[Records from a data source]
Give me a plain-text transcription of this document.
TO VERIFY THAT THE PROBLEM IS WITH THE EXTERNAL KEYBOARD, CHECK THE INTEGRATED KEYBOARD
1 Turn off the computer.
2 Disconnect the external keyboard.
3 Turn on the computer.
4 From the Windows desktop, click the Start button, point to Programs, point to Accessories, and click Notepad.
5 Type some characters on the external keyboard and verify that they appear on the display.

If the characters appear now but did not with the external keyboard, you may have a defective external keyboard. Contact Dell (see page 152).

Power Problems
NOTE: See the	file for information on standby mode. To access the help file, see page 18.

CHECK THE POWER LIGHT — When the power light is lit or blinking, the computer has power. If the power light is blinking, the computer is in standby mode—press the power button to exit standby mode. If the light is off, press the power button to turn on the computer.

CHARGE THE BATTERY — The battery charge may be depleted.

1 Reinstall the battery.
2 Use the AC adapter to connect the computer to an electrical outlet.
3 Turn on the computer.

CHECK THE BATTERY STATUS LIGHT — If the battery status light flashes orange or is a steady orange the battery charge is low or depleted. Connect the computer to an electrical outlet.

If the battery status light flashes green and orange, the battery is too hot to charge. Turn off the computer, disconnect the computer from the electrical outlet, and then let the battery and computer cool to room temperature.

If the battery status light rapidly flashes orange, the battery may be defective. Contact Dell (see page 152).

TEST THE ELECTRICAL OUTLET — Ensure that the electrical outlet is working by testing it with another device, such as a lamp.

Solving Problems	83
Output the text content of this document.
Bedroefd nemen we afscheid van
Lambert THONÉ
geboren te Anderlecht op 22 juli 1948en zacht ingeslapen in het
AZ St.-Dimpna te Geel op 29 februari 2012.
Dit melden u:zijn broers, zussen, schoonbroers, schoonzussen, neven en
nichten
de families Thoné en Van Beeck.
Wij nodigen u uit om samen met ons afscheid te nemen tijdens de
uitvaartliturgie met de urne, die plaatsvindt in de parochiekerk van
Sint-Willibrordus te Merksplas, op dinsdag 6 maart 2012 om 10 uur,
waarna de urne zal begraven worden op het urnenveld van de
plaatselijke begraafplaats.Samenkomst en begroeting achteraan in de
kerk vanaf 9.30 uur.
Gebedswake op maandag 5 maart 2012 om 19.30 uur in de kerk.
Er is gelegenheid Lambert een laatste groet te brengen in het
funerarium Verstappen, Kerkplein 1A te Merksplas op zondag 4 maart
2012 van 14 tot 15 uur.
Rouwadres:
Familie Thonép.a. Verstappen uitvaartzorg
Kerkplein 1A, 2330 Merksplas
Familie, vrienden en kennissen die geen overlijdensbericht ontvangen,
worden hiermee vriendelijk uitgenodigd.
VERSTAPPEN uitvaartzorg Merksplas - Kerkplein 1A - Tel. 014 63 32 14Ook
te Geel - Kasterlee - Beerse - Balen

Directive =>
Could you transcribe the records in full, exactly?

Task response =>
Give me a plain-text transcription of this document.
TO VERIFY THAT THE PROBLEM IS WITH THE EXTERNAL KEYBOARD, CHECK THE INTEGRATED KEYBOARD
1 Turn off the computer.
2 Disconnect the external keyboard.
3 Turn on the computer.
4 From the Windows desktop, click the Start button, point to Programs, point to Accessories, and click Notepad.
5 Type some characters on the external keyboard and verify that they appear on the display.

If the characters appear now but did not with the external keyboard, you may have a defective external keyboard. Contact Dell (see page 152).

Power Problems
NOTE: See the	file for information on standby mode. To access the help file, see page 18.

CHECK THE POWER LIGHT — When the power light is lit or blinking, the computer has power. If the power light is blinking, the computer is in standby mode—press the power button to exit standby mode. If the light is off, press the power button to turn on the computer.

CHARGE THE BATTERY — The battery charge may be depleted.

1 Reinstall the battery.
2 Use the AC adapter to connect the computer to an electrical outlet.
3 Turn on the computer.

CHECK THE BATTERY STATUS LIGHT — If the battery status light flashes orange or is a steady orange the battery charge is low or depleted. Connect the computer to an electrical outlet.

If the battery status light flashes green and orange, the battery is too hot to charge. Turn off the computer, disconnect the computer from the electrical outlet, and then let the battery and computer cool to room temperature.

If the battery status light rapidly flashes orange, the battery may be defective. Contact Dell (see page 152).

TEST THE ELECTRICAL OUTLET — Ensure that the electrical outlet is working by testing it with another device, such as a lamp.

Solving Problems	83
Output the text content of this document.
Bedroefd nemen we afscheid van
Lambert THONÉ
geboren te Anderlecht op 22 juli 1948en zacht ingeslapen in het
AZ St.-Dimpna te Geel op 29 februari 2012.
Dit melden u:zijn broers, zussen, schoonbroers, schoonzussen, neven en
nichten
de families Thoné en Van Beeck.
Wij nodigen u uit om samen met ons afscheid te nemen tijdens de
uitvaartliturgie met de urne, die plaatsvindt in de parochiekerk van
Sint-Willibrordus te Merksplas, op dinsdag 6 maart 2012 om 10 uur,
waarna de urne zal begraven worden op het urnenveld van de
plaatselijke begraafplaats.Samenkomst en begroeting achteraan in de
kerk vanaf 9.30 uur.
Gebedswake op maandag 5 maart 2012 om 19.30 uur in de kerk.
Er is gelegenheid Lambert een laatste groet te brengen in het
funerarium Verstappen, Kerkplein 1A te Merksplas op zondag 4 maart
2012 van 14 tot 15 uur.
Rouwadres:
Familie Thonép.a. Verstappen uitvaartzorg
Kerkplein 1A, 2330 Merksplas
Familie, vrienden en kennissen die geen overlijdensbericht ontvangen,
worden hiermee vriendelijk uitgenodigd.
VERSTAPPEN uitvaartzorg Merksplas - Kerkplein 1A - Tel. 014 63 32 14Ook
te Geel - Kasterlee - Beerse - Balen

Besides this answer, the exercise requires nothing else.